-- START OF Entries shown --

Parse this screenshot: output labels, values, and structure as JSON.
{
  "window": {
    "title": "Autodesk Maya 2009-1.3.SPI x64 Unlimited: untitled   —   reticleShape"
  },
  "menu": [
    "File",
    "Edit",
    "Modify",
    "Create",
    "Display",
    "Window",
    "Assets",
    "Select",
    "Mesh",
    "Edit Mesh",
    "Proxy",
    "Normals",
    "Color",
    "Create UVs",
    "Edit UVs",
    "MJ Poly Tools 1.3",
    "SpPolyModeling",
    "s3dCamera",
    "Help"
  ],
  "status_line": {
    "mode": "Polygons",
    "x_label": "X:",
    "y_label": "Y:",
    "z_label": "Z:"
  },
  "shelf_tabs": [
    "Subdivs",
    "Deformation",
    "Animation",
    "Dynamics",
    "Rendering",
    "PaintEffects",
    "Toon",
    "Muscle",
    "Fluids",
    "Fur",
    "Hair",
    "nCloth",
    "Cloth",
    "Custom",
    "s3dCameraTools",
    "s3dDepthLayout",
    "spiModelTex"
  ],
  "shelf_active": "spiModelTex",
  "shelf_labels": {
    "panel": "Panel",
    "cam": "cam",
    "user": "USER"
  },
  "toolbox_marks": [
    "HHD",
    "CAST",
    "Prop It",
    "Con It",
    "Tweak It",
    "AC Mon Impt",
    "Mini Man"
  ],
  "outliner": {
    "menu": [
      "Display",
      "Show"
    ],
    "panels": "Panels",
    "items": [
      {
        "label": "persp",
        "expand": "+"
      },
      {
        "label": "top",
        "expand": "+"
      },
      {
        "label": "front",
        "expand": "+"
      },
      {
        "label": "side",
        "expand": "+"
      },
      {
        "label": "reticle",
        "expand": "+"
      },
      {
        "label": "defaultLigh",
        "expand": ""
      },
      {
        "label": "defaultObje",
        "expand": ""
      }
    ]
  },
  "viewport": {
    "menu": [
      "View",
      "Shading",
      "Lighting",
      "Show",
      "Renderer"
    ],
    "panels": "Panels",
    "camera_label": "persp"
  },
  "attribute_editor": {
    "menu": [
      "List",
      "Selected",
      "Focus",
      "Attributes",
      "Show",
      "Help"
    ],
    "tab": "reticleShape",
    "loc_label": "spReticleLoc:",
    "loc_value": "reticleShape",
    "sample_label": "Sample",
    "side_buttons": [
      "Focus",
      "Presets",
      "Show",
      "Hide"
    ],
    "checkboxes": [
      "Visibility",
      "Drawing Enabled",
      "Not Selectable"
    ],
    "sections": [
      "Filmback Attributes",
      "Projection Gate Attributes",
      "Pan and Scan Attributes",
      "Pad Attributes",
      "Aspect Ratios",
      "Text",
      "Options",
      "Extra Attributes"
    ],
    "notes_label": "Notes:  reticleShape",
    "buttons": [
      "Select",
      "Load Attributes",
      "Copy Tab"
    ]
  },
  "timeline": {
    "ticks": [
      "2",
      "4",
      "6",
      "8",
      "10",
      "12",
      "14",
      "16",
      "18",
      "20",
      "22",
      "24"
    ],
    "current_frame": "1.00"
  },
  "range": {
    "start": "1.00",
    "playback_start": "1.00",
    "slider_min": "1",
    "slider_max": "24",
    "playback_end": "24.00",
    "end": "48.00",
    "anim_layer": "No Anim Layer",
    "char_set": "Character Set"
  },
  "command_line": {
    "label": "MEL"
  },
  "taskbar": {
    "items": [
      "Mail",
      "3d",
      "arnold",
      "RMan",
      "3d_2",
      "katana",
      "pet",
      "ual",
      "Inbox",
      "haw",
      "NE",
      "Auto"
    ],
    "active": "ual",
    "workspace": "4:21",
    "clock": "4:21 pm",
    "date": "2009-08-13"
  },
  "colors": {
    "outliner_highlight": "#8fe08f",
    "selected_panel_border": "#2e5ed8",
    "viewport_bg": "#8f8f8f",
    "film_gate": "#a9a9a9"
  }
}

-- END OF Entries shown --

→ **Exercise brief**: Every line of the data above should be reproduced word for word.

→ **Exercise response**:
Parse this screenshot: output labels, values, and structure as JSON.
{
  "window": {
    "title": "Autodesk Maya 2009-1.3.SPI x64 Unlimited: untitled   —   reticleShape"
  },
  "menu": [
    "File",
    "Edit",
    "Modify",
    "Create",
    "Display",
    "Window",
    "Assets",
    "Select",
    "Mesh",
    "Edit Mesh",
    "Proxy",
    "Normals",
    "Color",
    "Create UVs",
    "Edit UVs",
    "MJ Poly Tools 1.3",
    "SpPolyModeling",
    "s3dCamera",
    "Help"
  ],
  "status_line": {
    "mode": "Polygons",
    "x_label": "X:",
    "y_label": "Y:",
    "z_label": "Z:"
  },
  "shelf_tabs": [
    "Subdivs",
    "Deformation",
    "Animation",
    "Dynamics",
    "Rendering",
    "PaintEffects",
    "Toon",
    "Muscle",
    "Fluids",
    "Fur",
    "Hair",
    "nCloth",
    "Cloth",
    "Custom",
    "s3dCameraTools",
    "s3dDepthLayout",
    "spiModelTex"
  ],
  "shelf_active": "spiModelTex",
  "shelf_labels": {
    "panel": "Panel",
    "cam": "cam",
    "user": "USER"
  },
  "toolbox_marks": [
    "HHD",
    "CAST",
    "Prop It",
    "Con It",
    "Tweak It",
    "AC Mon Impt",
    "Mini Man"
  ],
  "outliner": {
    "menu": [
      "Display",
      "Show"
    ],
    "panels": "Panels",
    "items": [
      {
        "label": "persp",
        "expand": "+"
      },
      {
        "label": "top",
        "expand": "+"
      },
      {
        "label": "front",
        "expand": "+"
      },
      {
        "label": "side",
        "expand": "+"
      },
      {
        "label": "reticle",
        "expand": "+"
      },
      {
        "label": "defaultLigh",
        "expand": ""
      },
      {
        "label": "defaultObje",
        "expand": ""
      }
    ]
  },
  "viewport": {
    "menu": [
      "View",
      "Shading",
      "Lighting",
      "Show",
      "Renderer"
    ],
    "panels": "Panels",
    "camera_label": "persp"
  },
  "attribute_editor": {
    "menu": [
      "List",
      "Selected",
      "Focus",
      "Attributes",
      "Show",
      "Help"
    ],
    "tab": "reticleShape",
    "loc_label": "spReticleLoc:",
    "loc_value": "reticleShape",
    "sample_label": "Sample",
    "side_buttons": [
      "Focus",
      "Presets",
      "Show",
      "Hide"
    ],
    "checkboxes": [
      "Visibility",
      "Drawing Enabled",
      "Not Selectable"
    ],
    "sections": [
      "Filmback Attributes",
      "Projection Gate Attributes",
      "Pan and Scan Attributes",
      "Pad Attributes",
      "Aspect Ratios",
      "Text",
      "Options",
      "Extra Attributes"
    ],
    "notes_label": "Notes:  reticleShape",
    "buttons": [
      "Select",
      "Load Attributes",
      "Copy Tab"
    ]
  },
  "timeline": {
    "ticks": [
      "2",
      "4",
      "6",
      "8",
      "10",
      "12",
      "14",
      "16",
      "18",
      "20",
      "22",
      "24"
    ],
    "current_frame": "1.00"
  },
  "range": {
    "start": "1.00",
    "playback_start": "1.00",
    "slider_min": "1",
    "slider_max": "24",
    "playback_end": "24.00",
    "end": "48.00",
    "anim_layer": "No Anim Layer",
    "char_set": "Character Set"
  },
  "command_line": {
    "label": "MEL"
  },
  "taskbar": {
    "items": [
      "Mail",
      "3d",
      "arnold",
      "RMan",
      "3d_2",
      "katana",
      "pet",
      "ual",
      "Inbox",
      "haw",
      "NE",
      "Auto"
    ],
    "active": "ual",
    "workspace": "4:21",
    "clock": "4:21 pm",
    "date": "2009-08-13"
  },
  "colors": {
    "outliner_highlight": "#8fe08f",
    "selected_panel_border": "#2e5ed8",
    "viewport_bg": "#8f8f8f",
    "film_gate": "#a9a9a9"
  }
}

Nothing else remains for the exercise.